§ The input:
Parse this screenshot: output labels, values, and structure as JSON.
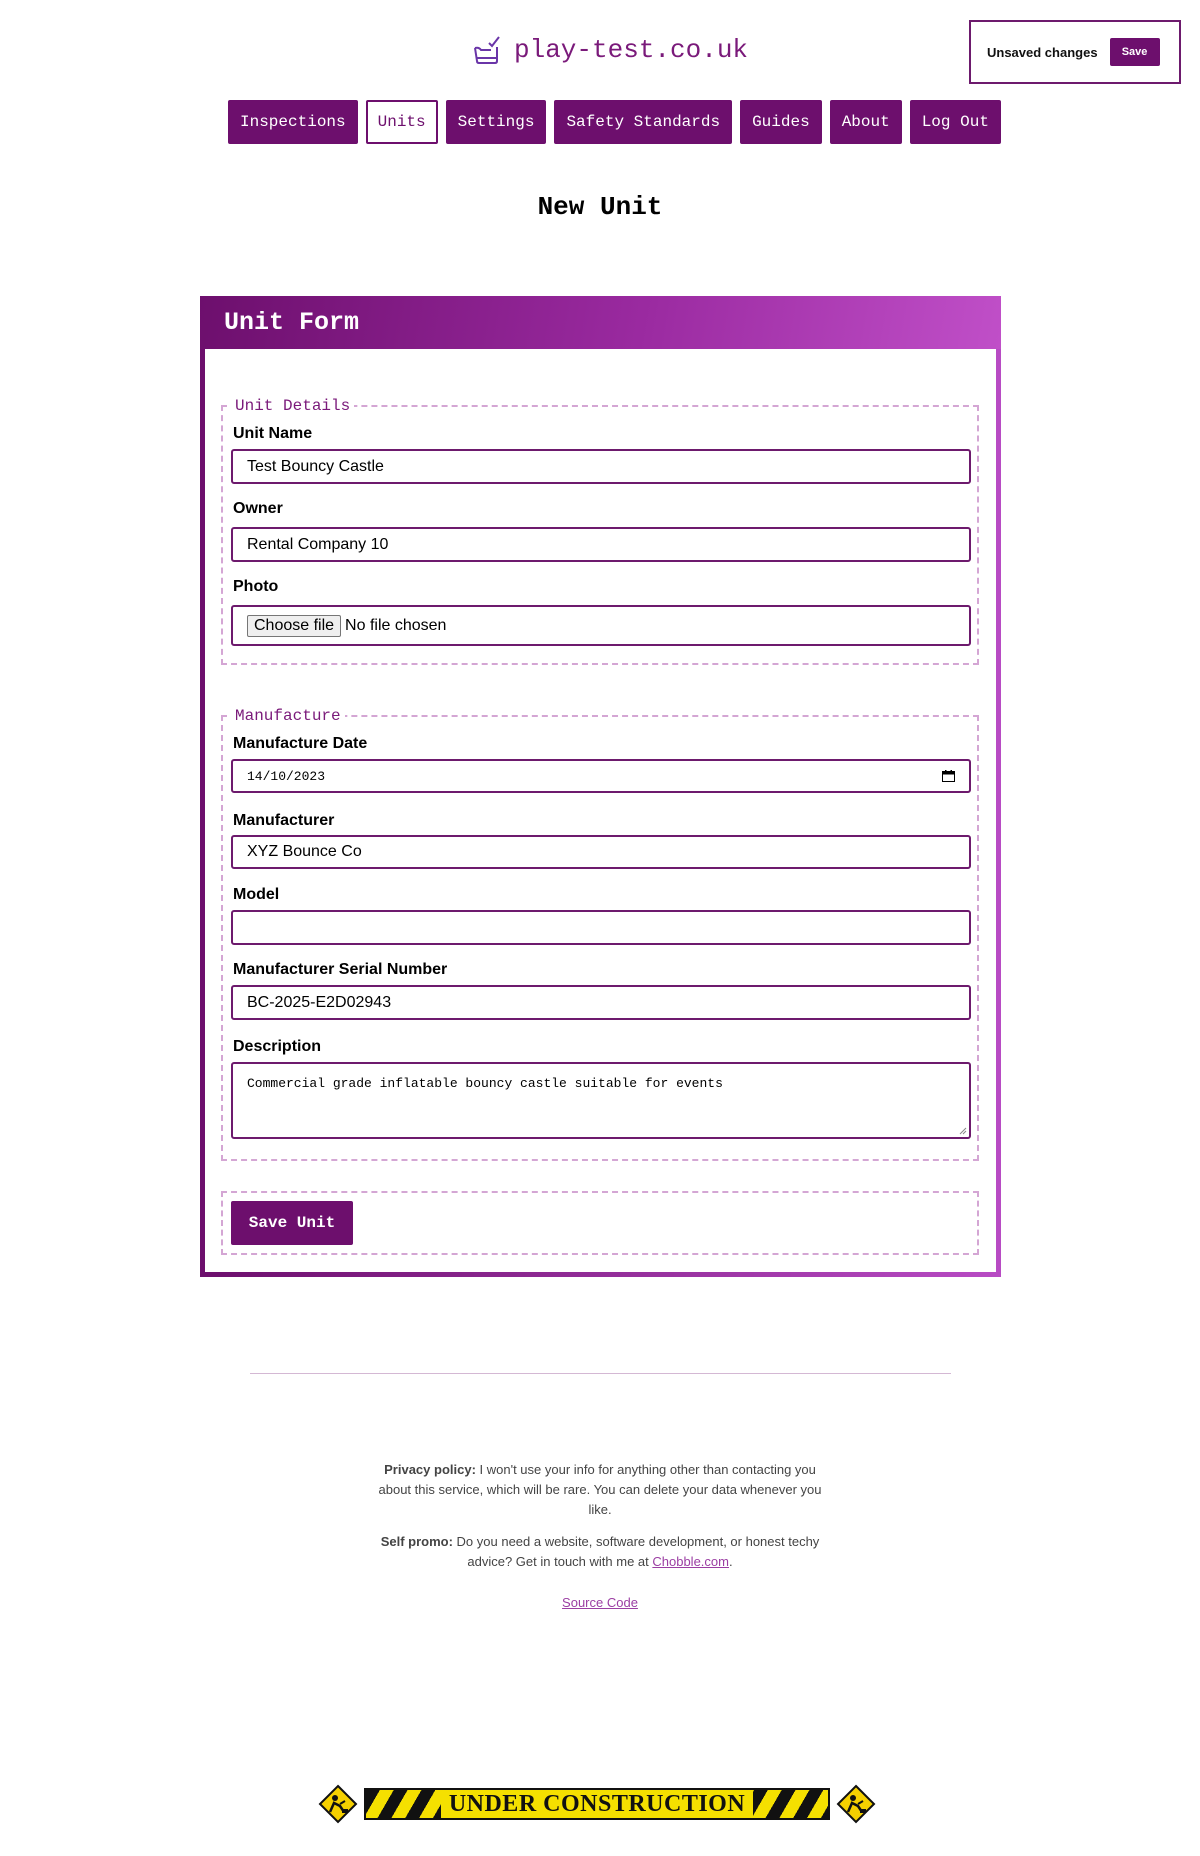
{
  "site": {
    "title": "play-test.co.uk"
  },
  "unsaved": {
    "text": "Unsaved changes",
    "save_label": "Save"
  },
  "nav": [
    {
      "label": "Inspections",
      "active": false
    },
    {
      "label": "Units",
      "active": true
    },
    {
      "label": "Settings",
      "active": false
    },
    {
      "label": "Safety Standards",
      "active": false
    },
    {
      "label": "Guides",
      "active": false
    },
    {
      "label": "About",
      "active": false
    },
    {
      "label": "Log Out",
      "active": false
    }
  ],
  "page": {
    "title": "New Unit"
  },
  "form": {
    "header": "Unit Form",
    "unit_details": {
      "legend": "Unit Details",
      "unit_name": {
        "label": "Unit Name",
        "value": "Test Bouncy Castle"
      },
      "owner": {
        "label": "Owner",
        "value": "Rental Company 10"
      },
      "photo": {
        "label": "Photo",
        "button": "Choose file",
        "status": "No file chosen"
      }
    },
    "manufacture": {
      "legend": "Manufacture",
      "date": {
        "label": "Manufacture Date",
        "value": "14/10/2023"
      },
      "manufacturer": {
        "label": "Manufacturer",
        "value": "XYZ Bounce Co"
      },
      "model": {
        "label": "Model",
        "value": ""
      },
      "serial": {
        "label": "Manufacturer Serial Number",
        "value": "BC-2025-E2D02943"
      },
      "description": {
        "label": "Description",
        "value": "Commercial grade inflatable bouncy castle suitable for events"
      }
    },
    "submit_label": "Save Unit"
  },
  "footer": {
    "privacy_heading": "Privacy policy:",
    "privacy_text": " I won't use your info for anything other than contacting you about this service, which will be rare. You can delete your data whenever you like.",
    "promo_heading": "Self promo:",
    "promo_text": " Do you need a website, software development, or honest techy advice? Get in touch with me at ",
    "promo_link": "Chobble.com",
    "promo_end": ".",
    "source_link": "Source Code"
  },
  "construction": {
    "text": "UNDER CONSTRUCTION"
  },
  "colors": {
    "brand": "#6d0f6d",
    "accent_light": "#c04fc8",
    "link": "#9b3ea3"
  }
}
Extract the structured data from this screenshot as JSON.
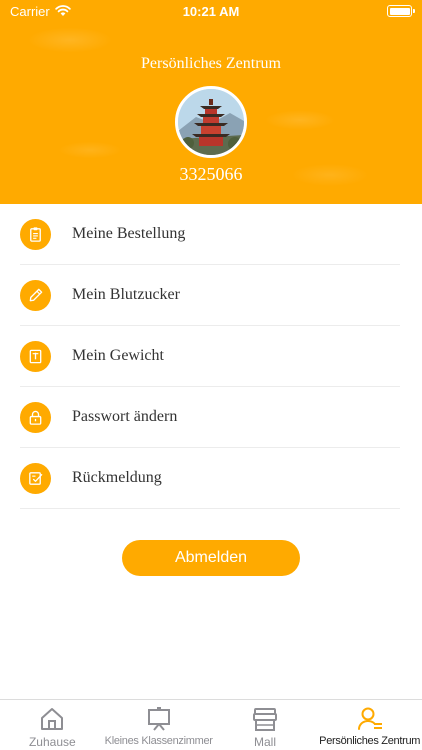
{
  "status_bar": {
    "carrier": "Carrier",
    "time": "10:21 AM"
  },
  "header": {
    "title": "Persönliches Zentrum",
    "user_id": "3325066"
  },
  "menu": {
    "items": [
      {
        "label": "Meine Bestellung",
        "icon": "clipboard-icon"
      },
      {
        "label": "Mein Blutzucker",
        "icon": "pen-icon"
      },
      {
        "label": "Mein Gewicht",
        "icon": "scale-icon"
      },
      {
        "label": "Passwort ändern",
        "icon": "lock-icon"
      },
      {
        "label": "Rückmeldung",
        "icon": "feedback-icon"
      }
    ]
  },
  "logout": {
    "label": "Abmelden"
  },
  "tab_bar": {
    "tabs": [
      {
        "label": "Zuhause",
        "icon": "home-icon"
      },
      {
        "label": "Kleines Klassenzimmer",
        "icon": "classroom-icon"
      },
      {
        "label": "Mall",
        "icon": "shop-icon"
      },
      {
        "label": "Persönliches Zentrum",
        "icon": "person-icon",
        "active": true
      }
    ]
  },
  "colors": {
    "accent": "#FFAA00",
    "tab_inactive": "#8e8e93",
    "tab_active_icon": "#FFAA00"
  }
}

§ Aim:
Repeat the material above verbatim, with no pictures in the output.

§ The output:
Parse this screenshot: output labels, values, and structure as JSON.
{
  "site": {
    "title": "play-test.co.uk"
  },
  "unsaved": {
    "text": "Unsaved changes",
    "save_label": "Save"
  },
  "nav": [
    {
      "label": "Inspections",
      "active": false
    },
    {
      "label": "Units",
      "active": true
    },
    {
      "label": "Settings",
      "active": false
    },
    {
      "label": "Safety Standards",
      "active": false
    },
    {
      "label": "Guides",
      "active": false
    },
    {
      "label": "About",
      "active": false
    },
    {
      "label": "Log Out",
      "active": false
    }
  ],
  "page": {
    "title": "New Unit"
  },
  "form": {
    "header": "Unit Form",
    "unit_details": {
      "legend": "Unit Details",
      "unit_name": {
        "label": "Unit Name",
        "value": "Test Bouncy Castle"
      },
      "owner": {
        "label": "Owner",
        "value": "Rental Company 10"
      },
      "photo": {
        "label": "Photo",
        "button": "Choose file",
        "status": "No file chosen"
      }
    },
    "manufacture": {
      "legend": "Manufacture",
      "date": {
        "label": "Manufacture Date",
        "value": "14/10/2023"
      },
      "manufacturer": {
        "label": "Manufacturer",
        "value": "XYZ Bounce Co"
      },
      "model": {
        "label": "Model",
        "value": ""
      },
      "serial": {
        "label": "Manufacturer Serial Number",
        "value": "BC-2025-E2D02943"
      },
      "description": {
        "label": "Description",
        "value": "Commercial grade inflatable bouncy castle suitable for events"
      }
    },
    "submit_label": "Save Unit"
  },
  "footer": {
    "privacy_heading": "Privacy policy:",
    "privacy_text": " I won't use your info for anything other than contacting you about this service, which will be rare. You can delete your data whenever you like.",
    "promo_heading": "Self promo:",
    "promo_text": " Do you need a website, software development, or honest techy advice? Get in touch with me at ",
    "promo_link": "Chobble.com",
    "promo_end": ".",
    "source_link": "Source Code"
  },
  "construction": {
    "text": "UNDER CONSTRUCTION"
  },
  "colors": {
    "brand": "#6d0f6d",
    "accent_light": "#c04fc8",
    "link": "#9b3ea3"
  }
}
Extract the structured data from this screenshot as JSON.
{
  "status_bar": {
    "carrier": "Carrier",
    "time": "10:21 AM"
  },
  "header": {
    "title": "Persönliches Zentrum",
    "user_id": "3325066"
  },
  "menu": {
    "items": [
      {
        "label": "Meine Bestellung",
        "icon": "clipboard-icon"
      },
      {
        "label": "Mein Blutzucker",
        "icon": "pen-icon"
      },
      {
        "label": "Mein Gewicht",
        "icon": "scale-icon"
      },
      {
        "label": "Passwort ändern",
        "icon": "lock-icon"
      },
      {
        "label": "Rückmeldung",
        "icon": "feedback-icon"
      }
    ]
  },
  "logout": {
    "label": "Abmelden"
  },
  "tab_bar": {
    "tabs": [
      {
        "label": "Zuhause",
        "icon": "home-icon"
      },
      {
        "label": "Kleines Klassenzimmer",
        "icon": "classroom-icon"
      },
      {
        "label": "Mall",
        "icon": "shop-icon"
      },
      {
        "label": "Persönliches Zentrum",
        "icon": "person-icon",
        "active": true
      }
    ]
  },
  "colors": {
    "accent": "#FFAA00",
    "tab_inactive": "#8e8e93",
    "tab_active_icon": "#FFAA00"
  }
}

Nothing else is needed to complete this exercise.